I undertook a dog walk observation exercise where I considered the first stage of the Luma Taxonomy of Innovation – looking (Luma Institute, 2014). My route from home to the Botanic Gardens is roughly 1km and it takes me past a fairly busy transport hub of bus stops and a MRT (mass rail transport) station. Other touch points are a busy food court (Adam Food Centre), a Kindergarten, a church, and a shopping centre with a 24-hour supermarket. As an able-bodied person I employed the technique of “user journey” and “adopting personas” (McNabola et al., 2013) in order to better understand the landscape. It is a route I also sometimes cycle with my children in order to reach the sports fields near the Botanic Gardens, so I considered that experience.
McNabola et al (2013) suggest that in mapping a system one considers the “touch points” between users and “the system”. The touch points I identified included:
- Changing transport modes (e.g. bus to walking, walking to crossing a road, walking to bus, walking to MRT, public transport to private car, cycling to public transport, public transport or walking to taxi)

--

* What is asked
[A] In the records, reproduce the part that opens with the first line and closes with the line containing "row-num: 11 [27,768,65,791]", changing "row-num" to "row-number" and leaving everything else as it is.
[B] Write what comes next in the dog-walk observation text, picking up after its last line.
The text and the records have nothing to do with each other.

* Working data
--

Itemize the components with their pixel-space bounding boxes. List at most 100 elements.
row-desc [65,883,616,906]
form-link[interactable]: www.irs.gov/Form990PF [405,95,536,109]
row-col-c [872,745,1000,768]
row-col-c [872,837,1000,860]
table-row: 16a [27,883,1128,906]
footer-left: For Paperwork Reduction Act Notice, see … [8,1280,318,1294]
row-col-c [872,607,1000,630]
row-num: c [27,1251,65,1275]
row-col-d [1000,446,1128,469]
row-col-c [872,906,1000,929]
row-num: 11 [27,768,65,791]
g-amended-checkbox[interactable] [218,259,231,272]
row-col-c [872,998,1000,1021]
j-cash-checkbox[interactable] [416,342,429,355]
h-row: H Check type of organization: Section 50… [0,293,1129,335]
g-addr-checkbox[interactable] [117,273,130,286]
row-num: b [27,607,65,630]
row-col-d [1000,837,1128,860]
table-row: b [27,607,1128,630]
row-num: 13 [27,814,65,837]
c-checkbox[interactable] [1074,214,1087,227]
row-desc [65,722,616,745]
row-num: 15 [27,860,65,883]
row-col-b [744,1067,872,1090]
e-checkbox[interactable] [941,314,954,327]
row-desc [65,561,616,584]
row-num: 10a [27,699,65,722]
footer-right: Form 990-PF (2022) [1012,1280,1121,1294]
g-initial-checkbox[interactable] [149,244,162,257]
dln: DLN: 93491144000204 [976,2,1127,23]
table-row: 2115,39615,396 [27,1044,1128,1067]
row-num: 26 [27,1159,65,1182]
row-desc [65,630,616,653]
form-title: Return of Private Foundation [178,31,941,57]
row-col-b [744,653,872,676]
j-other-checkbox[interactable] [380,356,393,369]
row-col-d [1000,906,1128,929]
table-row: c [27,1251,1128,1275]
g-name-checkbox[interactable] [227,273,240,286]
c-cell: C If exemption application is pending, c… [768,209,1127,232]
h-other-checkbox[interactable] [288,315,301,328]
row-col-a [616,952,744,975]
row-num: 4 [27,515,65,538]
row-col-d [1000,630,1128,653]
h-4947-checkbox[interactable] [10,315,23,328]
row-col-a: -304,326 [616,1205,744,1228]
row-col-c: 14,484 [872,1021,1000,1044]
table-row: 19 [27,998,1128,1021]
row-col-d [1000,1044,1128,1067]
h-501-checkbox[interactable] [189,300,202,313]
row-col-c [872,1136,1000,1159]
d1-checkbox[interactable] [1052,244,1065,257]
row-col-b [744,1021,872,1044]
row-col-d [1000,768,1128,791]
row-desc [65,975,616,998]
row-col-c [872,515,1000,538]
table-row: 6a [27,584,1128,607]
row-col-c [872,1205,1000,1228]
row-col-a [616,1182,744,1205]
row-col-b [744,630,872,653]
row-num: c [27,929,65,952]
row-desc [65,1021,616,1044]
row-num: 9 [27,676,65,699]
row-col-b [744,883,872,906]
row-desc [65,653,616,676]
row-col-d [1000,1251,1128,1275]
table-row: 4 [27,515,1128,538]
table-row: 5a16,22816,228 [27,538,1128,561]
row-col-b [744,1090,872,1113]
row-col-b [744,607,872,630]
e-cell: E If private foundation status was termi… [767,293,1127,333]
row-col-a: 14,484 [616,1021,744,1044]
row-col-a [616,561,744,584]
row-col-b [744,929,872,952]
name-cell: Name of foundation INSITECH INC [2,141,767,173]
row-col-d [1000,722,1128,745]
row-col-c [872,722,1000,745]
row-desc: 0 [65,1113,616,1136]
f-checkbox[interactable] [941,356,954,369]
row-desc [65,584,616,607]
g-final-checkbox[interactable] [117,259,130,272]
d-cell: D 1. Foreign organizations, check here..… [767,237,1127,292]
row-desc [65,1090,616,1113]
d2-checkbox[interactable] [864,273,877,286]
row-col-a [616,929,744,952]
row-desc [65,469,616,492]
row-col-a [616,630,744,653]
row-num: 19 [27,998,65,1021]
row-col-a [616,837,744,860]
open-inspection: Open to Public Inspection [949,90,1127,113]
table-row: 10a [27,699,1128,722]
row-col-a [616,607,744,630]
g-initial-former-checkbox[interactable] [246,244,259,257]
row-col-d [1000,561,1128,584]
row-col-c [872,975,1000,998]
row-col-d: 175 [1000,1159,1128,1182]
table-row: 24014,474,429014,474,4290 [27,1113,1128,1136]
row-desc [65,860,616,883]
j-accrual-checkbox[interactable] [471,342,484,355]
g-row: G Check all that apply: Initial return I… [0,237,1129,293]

--

* Results by task
[A]
Itemize the components with their pixel-space bounding boxes. List at most 100 elements.
row-desc [65,883,616,906]
form-link[interactable]: www.irs.gov/Form990PF [405,95,536,109]
row-col-c [872,745,1000,768]
row-col-c [872,837,1000,860]
table-row: 16a [27,883,1128,906]
footer-left: For Paperwork Reduction Act Notice, see … [8,1280,318,1294]
row-col-c [872,607,1000,630]
row-number: c [27,1251,65,1275]
row-col-d [1000,446,1128,469]
row-col-c [872,906,1000,929]
row-number: 11 [27,768,65,791]

[B]
- Changing intention (transportation to destination – e.g. driving to kindergarten and taking child in; driving to shopping centre and shopping; walking / taking transportation to Botanic Gardens and walking in garden)
- Changing persona (able bodied; cyclist; disabled; with stroller; with dog; with young children)
- Changing context (raining; peak hour; during the day)
As can be seen above (full size photos available here), different contexts, personas changes in mode and intentions can come into conflict with each other, or result in unmet or poorly met needs. The Singapore Government is aware of this and has created an “Active Mobility Advisory Panel”.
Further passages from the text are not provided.